Excerpted data:
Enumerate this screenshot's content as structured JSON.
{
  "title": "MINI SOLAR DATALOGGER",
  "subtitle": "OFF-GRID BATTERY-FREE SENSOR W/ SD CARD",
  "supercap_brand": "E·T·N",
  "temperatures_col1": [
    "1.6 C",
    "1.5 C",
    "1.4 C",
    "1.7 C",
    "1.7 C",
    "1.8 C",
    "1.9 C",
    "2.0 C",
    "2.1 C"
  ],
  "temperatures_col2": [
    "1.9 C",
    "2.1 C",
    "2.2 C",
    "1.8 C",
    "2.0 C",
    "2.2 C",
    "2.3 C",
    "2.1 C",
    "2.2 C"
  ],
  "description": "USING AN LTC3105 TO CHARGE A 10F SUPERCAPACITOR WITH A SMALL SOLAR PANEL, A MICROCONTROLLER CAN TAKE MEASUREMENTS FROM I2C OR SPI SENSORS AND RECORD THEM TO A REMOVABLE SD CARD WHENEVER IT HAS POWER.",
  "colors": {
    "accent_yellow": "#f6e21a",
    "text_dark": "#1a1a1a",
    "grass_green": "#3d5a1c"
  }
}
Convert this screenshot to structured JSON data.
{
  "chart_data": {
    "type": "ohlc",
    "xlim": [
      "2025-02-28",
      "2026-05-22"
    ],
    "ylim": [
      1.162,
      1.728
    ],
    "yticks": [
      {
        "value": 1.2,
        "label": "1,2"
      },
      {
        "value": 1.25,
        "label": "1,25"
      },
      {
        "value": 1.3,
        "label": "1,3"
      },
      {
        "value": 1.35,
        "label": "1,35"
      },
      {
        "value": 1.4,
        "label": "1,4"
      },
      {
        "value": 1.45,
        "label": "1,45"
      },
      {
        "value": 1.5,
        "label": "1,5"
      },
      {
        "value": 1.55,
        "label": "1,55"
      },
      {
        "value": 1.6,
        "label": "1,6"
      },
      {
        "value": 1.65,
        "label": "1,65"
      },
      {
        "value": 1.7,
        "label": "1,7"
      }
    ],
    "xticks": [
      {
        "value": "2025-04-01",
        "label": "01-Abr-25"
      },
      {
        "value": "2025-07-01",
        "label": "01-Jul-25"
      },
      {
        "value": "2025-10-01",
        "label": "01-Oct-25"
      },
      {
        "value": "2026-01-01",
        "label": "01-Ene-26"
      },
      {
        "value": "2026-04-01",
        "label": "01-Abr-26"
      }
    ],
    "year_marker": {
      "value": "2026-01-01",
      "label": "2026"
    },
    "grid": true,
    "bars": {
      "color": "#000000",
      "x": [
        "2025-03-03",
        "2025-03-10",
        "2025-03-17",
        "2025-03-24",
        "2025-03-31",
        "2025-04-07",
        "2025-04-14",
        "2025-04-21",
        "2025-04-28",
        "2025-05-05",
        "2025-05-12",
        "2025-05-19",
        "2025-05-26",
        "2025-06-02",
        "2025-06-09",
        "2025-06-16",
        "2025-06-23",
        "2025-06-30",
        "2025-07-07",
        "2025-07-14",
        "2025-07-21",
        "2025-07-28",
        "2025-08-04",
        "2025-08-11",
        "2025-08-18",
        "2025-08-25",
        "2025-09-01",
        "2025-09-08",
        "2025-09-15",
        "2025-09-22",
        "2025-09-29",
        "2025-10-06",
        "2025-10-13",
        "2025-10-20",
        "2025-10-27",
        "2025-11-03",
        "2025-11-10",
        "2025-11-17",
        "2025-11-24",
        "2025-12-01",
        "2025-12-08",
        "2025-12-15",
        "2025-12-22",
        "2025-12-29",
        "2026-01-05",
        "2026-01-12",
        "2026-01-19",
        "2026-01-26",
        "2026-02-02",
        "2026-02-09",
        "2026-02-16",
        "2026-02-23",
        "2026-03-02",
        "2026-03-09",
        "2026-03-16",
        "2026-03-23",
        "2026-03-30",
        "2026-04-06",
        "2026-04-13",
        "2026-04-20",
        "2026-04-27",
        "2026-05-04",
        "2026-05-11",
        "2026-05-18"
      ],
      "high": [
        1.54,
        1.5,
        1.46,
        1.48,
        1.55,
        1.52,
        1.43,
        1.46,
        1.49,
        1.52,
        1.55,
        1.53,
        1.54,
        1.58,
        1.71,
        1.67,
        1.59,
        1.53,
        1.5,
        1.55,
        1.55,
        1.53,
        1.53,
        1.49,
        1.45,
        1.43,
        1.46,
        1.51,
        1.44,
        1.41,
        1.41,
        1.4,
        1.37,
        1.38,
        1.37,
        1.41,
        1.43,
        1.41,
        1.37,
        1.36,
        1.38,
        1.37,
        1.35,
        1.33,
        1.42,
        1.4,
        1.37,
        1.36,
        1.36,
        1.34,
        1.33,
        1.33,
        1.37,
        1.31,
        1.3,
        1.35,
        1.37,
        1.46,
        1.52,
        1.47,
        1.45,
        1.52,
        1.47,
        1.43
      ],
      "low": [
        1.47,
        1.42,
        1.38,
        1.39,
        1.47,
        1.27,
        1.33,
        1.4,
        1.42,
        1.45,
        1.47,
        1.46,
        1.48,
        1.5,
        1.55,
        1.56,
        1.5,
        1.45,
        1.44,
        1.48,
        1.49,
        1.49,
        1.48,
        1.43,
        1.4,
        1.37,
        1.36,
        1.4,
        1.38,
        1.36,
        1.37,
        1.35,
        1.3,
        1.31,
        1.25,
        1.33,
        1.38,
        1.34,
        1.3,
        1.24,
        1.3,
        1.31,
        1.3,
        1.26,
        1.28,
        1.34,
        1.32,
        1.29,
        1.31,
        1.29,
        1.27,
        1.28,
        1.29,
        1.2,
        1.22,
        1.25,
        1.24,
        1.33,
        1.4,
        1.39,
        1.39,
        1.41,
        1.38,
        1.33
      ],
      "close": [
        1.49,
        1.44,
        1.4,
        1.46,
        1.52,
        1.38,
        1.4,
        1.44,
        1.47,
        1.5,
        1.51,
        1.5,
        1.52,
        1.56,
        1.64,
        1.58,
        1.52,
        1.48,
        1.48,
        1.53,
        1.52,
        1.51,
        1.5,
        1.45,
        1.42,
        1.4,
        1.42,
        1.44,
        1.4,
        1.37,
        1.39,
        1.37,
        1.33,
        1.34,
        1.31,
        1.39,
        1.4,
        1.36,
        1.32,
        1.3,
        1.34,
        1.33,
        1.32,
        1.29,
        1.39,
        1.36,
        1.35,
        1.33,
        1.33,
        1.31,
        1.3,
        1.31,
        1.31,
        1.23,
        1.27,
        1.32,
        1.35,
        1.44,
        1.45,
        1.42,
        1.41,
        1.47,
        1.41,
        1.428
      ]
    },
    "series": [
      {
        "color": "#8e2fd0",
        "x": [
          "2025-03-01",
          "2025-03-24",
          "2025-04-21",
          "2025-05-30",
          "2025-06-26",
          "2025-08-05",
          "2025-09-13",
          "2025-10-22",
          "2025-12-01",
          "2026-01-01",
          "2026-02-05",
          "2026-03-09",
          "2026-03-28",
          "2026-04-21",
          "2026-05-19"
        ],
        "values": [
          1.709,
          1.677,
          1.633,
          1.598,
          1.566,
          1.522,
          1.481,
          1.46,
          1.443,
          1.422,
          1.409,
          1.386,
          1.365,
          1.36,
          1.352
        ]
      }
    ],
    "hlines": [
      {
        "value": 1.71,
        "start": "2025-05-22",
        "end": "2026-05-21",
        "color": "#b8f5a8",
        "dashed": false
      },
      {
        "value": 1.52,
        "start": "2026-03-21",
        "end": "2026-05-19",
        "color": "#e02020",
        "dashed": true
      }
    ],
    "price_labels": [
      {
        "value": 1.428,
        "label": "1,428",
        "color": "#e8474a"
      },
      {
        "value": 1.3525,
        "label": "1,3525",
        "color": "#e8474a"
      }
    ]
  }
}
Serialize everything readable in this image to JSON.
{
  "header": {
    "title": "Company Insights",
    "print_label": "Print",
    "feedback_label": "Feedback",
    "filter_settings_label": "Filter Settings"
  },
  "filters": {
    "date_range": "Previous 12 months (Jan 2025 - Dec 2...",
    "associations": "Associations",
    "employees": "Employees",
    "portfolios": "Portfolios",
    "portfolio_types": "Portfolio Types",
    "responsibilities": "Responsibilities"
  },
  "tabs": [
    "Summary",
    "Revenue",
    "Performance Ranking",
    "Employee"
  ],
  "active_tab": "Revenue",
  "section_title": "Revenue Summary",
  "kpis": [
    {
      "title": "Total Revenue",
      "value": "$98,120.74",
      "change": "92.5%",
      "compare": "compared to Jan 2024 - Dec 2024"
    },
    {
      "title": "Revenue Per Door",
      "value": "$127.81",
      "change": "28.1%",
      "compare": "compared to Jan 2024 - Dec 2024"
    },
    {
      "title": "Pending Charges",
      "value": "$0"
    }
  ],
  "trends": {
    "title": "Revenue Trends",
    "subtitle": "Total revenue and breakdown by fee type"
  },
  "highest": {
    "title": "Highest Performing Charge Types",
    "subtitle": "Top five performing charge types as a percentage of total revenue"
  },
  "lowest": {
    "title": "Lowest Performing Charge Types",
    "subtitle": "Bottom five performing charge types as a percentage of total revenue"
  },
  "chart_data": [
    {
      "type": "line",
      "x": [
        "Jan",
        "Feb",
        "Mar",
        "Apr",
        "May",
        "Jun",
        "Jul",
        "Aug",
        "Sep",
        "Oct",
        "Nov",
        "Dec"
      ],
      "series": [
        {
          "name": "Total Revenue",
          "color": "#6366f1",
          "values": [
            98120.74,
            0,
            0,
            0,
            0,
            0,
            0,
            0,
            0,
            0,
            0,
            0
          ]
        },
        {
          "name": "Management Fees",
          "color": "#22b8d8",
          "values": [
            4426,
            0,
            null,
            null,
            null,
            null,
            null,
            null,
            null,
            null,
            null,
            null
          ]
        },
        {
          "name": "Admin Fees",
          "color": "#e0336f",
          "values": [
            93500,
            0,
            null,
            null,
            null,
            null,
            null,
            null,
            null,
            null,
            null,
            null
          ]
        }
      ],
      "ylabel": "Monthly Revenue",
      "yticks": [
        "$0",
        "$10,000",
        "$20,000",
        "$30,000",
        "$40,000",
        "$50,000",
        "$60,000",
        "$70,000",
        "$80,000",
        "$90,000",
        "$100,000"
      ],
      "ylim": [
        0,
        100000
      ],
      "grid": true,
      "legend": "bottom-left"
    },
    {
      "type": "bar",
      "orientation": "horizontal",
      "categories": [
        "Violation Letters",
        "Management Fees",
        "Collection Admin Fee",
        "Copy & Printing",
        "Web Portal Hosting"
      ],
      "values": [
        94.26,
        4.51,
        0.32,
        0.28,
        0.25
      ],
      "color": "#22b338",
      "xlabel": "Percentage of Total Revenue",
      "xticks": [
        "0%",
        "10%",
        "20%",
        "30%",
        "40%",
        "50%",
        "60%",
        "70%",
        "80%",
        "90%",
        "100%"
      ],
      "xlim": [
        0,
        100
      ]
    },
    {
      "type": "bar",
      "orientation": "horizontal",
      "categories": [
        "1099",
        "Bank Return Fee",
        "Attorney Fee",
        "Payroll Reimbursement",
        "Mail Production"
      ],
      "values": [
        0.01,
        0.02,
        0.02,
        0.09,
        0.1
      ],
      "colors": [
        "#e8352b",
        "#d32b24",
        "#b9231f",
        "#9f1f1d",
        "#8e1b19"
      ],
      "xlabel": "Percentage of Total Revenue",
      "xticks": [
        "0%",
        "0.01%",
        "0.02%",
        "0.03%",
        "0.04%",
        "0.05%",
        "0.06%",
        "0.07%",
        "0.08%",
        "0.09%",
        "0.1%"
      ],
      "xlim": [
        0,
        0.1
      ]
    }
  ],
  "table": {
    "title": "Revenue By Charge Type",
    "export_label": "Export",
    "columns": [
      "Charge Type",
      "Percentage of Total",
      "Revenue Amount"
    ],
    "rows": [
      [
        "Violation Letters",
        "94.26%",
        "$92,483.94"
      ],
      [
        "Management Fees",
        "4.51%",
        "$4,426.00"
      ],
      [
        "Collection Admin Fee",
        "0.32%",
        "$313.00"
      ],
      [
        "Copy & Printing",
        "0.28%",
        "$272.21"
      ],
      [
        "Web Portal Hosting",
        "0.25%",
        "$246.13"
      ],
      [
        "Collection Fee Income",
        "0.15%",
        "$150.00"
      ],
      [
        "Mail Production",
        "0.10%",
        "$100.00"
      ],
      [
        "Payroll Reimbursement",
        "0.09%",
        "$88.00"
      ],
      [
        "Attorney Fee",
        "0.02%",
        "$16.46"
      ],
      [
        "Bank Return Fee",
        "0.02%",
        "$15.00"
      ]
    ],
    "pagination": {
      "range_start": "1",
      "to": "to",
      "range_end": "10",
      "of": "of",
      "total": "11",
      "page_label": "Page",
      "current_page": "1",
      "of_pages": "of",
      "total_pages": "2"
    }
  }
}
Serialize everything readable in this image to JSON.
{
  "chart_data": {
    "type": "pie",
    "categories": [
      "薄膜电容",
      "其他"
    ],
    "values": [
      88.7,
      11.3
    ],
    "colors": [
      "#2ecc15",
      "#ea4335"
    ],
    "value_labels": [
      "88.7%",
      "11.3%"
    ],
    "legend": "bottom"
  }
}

What to do: Gather each line from the entries above that includes the word "Summary".

The completed task:
    "Summary",
  "section_title": "Revenue Summary",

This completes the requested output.